### Saved data entries
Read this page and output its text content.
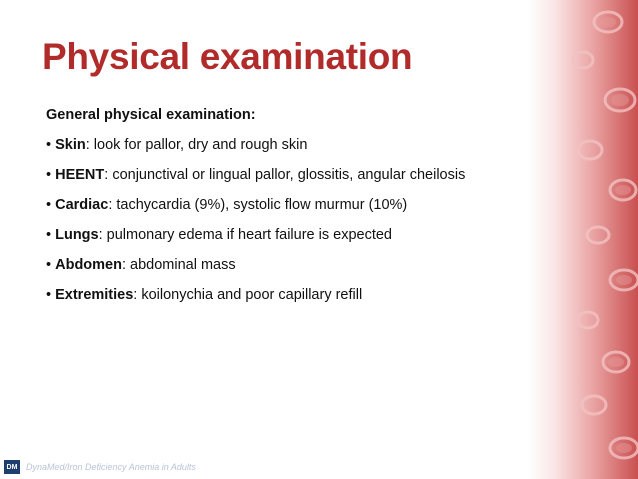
Physical examination
General physical examination:
• Skin: look for pallor, dry and rough skin
• HEENT: conjunctival or lingual pallor, glossitis, angular cheilosis
• Cardiac: tachycardia (9%), systolic flow murmur (10%)
• Lungs: pulmonary edema if heart failure is expected
• Abdomen: abdominal mass
• Extremities: koilonychia and poor capillary refill
DM DynaMed/Iron Deficiency Anemia in Adults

### Given problem
Copy out all of the data word for word. Do not carry over any picture.

### Complete output
Read this page and output its text content.
Physical examination
General physical examination:
• Skin: look for pallor, dry and rough skin
• HEENT: conjunctival or lingual pallor, glossitis, angular cheilosis
• Cardiac: tachycardia (9%), systolic flow murmur (10%)
• Lungs: pulmonary edema if heart failure is expected
• Abdomen: abdominal mass
• Extremities: koilonychia and poor capillary refill
DM DynaMed/Iron Deficiency Anemia in Adults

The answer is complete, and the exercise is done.